• **EXERCISE GOAL**: In full and without alteration, repeat the material.

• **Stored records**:
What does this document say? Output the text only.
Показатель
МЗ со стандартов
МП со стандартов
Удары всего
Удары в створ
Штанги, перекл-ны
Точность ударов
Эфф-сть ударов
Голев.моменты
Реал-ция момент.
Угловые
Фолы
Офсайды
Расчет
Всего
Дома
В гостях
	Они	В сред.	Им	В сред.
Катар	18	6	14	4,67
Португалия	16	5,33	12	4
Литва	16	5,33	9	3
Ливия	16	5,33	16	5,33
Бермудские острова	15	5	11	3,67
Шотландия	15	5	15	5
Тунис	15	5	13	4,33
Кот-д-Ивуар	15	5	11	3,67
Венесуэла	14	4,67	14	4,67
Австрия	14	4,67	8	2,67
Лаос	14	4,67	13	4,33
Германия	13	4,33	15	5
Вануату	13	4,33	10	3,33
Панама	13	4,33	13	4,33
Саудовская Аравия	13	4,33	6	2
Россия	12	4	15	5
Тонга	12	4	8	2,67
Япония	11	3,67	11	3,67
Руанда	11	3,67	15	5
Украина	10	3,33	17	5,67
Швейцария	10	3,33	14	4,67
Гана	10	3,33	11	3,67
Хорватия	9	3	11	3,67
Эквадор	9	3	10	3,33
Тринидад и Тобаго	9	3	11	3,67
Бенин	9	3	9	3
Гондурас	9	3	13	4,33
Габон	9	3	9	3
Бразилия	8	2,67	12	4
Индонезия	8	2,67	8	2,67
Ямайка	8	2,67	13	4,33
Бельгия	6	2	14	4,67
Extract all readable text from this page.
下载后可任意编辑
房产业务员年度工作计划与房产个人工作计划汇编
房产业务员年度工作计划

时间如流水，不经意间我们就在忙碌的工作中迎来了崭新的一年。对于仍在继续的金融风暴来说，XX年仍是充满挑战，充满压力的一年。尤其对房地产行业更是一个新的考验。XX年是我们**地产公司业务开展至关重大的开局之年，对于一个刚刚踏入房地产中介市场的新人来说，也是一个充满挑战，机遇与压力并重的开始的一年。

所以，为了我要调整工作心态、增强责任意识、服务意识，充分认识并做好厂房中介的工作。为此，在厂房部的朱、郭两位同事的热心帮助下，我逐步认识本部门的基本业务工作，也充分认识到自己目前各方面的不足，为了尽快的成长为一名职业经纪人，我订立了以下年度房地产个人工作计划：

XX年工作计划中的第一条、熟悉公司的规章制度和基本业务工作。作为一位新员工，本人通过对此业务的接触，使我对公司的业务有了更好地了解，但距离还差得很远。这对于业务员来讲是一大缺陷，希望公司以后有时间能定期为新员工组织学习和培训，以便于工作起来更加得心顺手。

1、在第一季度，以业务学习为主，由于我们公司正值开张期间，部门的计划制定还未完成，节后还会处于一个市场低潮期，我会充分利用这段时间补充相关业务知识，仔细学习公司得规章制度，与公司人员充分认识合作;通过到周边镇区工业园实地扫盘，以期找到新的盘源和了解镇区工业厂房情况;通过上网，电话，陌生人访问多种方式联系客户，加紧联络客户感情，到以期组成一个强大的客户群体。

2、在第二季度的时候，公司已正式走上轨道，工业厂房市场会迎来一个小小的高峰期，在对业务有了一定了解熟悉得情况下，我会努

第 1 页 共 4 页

• **FULL ANSWER**:
What does this document say? Output the text only.
Показатель
МЗ со стандартов
МП со стандартов
Удары всего
Удары в створ
Штанги, перекл-ны
Точность ударов
Эфф-сть ударов
Голев.моменты
Реал-ция момент.
Угловые
Фолы
Офсайды
Расчет
Всего
Дома
В гостях
	Они	В сред.	Им	В сред.
Катар	18	6	14	4,67
Португалия	16	5,33	12	4
Литва	16	5,33	9	3
Ливия	16	5,33	16	5,33
Бермудские острова	15	5	11	3,67
Шотландия	15	5	15	5
Тунис	15	5	13	4,33
Кот-д-Ивуар	15	5	11	3,67
Венесуэла	14	4,67	14	4,67
Австрия	14	4,67	8	2,67
Лаос	14	4,67	13	4,33
Германия	13	4,33	15	5
Вануату	13	4,33	10	3,33
Панама	13	4,33	13	4,33
Саудовская Аравия	13	4,33	6	2
Россия	12	4	15	5
Тонга	12	4	8	2,67
Япония	11	3,67	11	3,67
Руанда	11	3,67	15	5
Украина	10	3,33	17	5,67
Швейцария	10	3,33	14	4,67
Гана	10	3,33	11	3,67
Хорватия	9	3	11	3,67
Эквадор	9	3	10	3,33
Тринидад и Тобаго	9	3	11	3,67
Бенин	9	3	9	3
Гондурас	9	3	13	4,33
Габон	9	3	9	3
Бразилия	8	2,67	12	4
Индонезия	8	2,67	8	2,67
Ямайка	8	2,67	13	4,33
Бельгия	6	2	14	4,67
Extract all readable text from this page.
下载后可任意编辑
房产业务员年度工作计划与房产个人工作计划汇编
房产业务员年度工作计划

时间如流水，不经意间我们就在忙碌的工作中迎来了崭新的一年。对于仍在继续的金融风暴来说，XX年仍是充满挑战，充满压力的一年。尤其对房地产行业更是一个新的考验。XX年是我们**地产公司业务开展至关重大的开局之年，对于一个刚刚踏入房地产中介市场的新人来说，也是一个充满挑战，机遇与压力并重的开始的一年。

所以，为了我要调整工作心态、增强责任意识、服务意识，充分认识并做好厂房中介的工作。为此，在厂房部的朱、郭两位同事的热心帮助下，我逐步认识本部门的基本业务工作，也充分认识到自己目前各方面的不足，为了尽快的成长为一名职业经纪人，我订立了以下年度房地产个人工作计划：

XX年工作计划中的第一条、熟悉公司的规章制度和基本业务工作。作为一位新员工，本人通过对此业务的接触，使我对公司的业务有了更好地了解，但距离还差得很远。这对于业务员来讲是一大缺陷，希望公司以后有时间能定期为新员工组织学习和培训，以便于工作起来更加得心顺手。

1、在第一季度，以业务学习为主，由于我们公司正值开张期间，部门的计划制定还未完成，节后还会处于一个市场低潮期，我会充分利用这段时间补充相关业务知识，仔细学习公司得规章制度，与公司人员充分认识合作;通过到周边镇区工业园实地扫盘，以期找到新的盘源和了解镇区工业厂房情况;通过上网，电话，陌生人访问多种方式联系客户，加紧联络客户感情，到以期组成一个强大的客户群体。

2、在第二季度的时候，公司已正式走上轨道，工业厂房市场会迎来一个小小的高峰期，在对业务有了一定了解熟悉得情况下，我会努

第 1 页 共 4 页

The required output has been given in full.